▶ **AIM**: Copy whichever lines contain the string "Tundo".

## BEGIN

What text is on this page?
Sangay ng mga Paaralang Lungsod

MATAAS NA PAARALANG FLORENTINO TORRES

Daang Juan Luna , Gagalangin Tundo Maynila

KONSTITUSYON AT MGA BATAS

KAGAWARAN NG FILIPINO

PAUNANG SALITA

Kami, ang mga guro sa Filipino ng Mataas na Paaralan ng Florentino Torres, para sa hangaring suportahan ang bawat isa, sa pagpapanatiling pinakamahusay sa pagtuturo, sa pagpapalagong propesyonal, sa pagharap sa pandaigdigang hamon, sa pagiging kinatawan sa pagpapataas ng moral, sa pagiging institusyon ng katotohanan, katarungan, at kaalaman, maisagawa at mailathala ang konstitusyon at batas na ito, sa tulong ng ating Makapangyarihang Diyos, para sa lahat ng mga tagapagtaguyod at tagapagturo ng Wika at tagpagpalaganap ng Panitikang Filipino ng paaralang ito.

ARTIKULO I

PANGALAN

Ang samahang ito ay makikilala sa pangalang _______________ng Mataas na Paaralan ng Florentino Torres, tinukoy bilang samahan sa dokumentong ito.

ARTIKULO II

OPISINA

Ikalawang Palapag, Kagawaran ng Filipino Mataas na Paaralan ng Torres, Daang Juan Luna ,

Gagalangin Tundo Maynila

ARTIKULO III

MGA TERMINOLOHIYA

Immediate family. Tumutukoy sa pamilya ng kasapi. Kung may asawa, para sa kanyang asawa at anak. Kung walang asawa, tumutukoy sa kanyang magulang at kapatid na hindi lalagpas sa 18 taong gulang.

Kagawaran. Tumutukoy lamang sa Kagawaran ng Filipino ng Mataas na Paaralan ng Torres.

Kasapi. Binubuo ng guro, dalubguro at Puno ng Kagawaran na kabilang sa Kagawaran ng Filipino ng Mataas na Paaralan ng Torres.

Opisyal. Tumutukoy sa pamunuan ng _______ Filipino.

## END

▶ **WRITTEN ANSWER**:
Daang Juan Luna , Gagalangin Tundo Maynila
Gagalangin Tundo Maynila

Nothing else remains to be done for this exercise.